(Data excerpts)
------------------------------------
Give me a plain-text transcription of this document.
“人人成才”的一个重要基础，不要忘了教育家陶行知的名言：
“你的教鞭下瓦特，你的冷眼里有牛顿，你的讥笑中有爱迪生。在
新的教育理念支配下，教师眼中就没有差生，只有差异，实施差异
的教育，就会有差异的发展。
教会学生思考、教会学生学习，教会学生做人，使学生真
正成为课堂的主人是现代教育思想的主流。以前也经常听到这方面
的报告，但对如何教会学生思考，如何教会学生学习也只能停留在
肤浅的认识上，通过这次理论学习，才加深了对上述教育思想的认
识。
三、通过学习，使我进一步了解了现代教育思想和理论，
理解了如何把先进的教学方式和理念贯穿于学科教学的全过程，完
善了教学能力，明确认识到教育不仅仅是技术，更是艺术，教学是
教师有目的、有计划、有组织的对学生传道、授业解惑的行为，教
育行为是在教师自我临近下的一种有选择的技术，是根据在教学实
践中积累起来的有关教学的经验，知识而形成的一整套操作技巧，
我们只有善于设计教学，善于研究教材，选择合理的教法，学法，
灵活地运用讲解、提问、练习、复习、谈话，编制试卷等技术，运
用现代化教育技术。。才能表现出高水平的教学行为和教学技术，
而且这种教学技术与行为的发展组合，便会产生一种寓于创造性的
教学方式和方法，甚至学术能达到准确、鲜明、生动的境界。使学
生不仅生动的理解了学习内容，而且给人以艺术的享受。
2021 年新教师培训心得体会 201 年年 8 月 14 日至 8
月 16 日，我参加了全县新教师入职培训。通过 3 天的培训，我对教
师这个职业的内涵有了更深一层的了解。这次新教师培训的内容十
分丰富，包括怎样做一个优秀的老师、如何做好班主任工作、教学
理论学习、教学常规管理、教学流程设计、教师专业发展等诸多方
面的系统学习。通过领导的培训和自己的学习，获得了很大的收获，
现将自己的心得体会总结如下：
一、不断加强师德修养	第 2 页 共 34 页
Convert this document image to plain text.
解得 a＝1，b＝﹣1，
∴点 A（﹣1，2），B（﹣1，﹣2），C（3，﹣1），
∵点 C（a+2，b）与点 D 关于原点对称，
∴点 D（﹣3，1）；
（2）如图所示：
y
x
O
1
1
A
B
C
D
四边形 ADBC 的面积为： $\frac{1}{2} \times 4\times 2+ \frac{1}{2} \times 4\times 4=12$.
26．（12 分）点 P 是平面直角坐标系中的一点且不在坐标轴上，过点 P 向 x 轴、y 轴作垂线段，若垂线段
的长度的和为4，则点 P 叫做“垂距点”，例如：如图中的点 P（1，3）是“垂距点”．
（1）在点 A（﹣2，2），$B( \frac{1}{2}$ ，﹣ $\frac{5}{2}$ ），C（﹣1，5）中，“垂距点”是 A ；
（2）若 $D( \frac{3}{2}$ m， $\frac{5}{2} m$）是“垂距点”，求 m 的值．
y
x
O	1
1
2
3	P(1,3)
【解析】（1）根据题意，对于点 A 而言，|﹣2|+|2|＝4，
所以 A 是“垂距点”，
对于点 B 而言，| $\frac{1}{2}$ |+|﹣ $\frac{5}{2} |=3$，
------------------------------------
Using the data above, print every record exactly as shown.

**Answer in full**:
Give me a plain-text transcription of this document.
“人人成才”的一个重要基础，不要忘了教育家陶行知的名言：
“你的教鞭下瓦特，你的冷眼里有牛顿，你的讥笑中有爱迪生。在
新的教育理念支配下，教师眼中就没有差生，只有差异，实施差异
的教育，就会有差异的发展。
教会学生思考、教会学生学习，教会学生做人，使学生真
正成为课堂的主人是现代教育思想的主流。以前也经常听到这方面
的报告，但对如何教会学生思考，如何教会学生学习也只能停留在
肤浅的认识上，通过这次理论学习，才加深了对上述教育思想的认
识。
三、通过学习，使我进一步了解了现代教育思想和理论，
理解了如何把先进的教学方式和理念贯穿于学科教学的全过程，完
善了教学能力，明确认识到教育不仅仅是技术，更是艺术，教学是
教师有目的、有计划、有组织的对学生传道、授业解惑的行为，教
育行为是在教师自我临近下的一种有选择的技术，是根据在教学实
践中积累起来的有关教学的经验，知识而形成的一整套操作技巧，
我们只有善于设计教学，善于研究教材，选择合理的教法，学法，
灵活地运用讲解、提问、练习、复习、谈话，编制试卷等技术，运
用现代化教育技术。。才能表现出高水平的教学行为和教学技术，
而且这种教学技术与行为的发展组合，便会产生一种寓于创造性的
教学方式和方法，甚至学术能达到准确、鲜明、生动的境界。使学
生不仅生动的理解了学习内容，而且给人以艺术的享受。
2021 年新教师培训心得体会 201 年年 8 月 14 日至 8
月 16 日，我参加了全县新教师入职培训。通过 3 天的培训，我对教
师这个职业的内涵有了更深一层的了解。这次新教师培训的内容十
分丰富，包括怎样做一个优秀的老师、如何做好班主任工作、教学
理论学习、教学常规管理、教学流程设计、教师专业发展等诸多方
面的系统学习。通过领导的培训和自己的学习，获得了很大的收获，
现将自己的心得体会总结如下：
一、不断加强师德修养	第 2 页 共 34 页
Convert this document image to plain text.
解得 a＝1，b＝﹣1，
∴点 A（﹣1，2），B（﹣1，﹣2），C（3，﹣1），
∵点 C（a+2，b）与点 D 关于原点对称，
∴点 D（﹣3，1）；
（2）如图所示：
y
x
O
1
1
A
B
C
D
四边形 ADBC 的面积为： $\frac{1}{2} \times 4\times 2+ \frac{1}{2} \times 4\times 4=12$.
26．（12 分）点 P 是平面直角坐标系中的一点且不在坐标轴上，过点 P 向 x 轴、y 轴作垂线段，若垂线段
的长度的和为4，则点 P 叫做“垂距点”，例如：如图中的点 P（1，3）是“垂距点”．
（1）在点 A（﹣2，2），$B( \frac{1}{2}$ ，﹣ $\frac{5}{2}$ ），C（﹣1，5）中，“垂距点”是 A ；
（2）若 $D( \frac{3}{2}$ m， $\frac{5}{2} m$）是“垂距点”，求 m 的值．
y
x
O	1
1
2
3	P(1,3)
【解析】（1）根据题意，对于点 A 而言，|﹣2|+|2|＝4，
所以 A 是“垂距点”，
对于点 B 而言，| $\frac{1}{2}$ |+|﹣ $\frac{5}{2} |=3$，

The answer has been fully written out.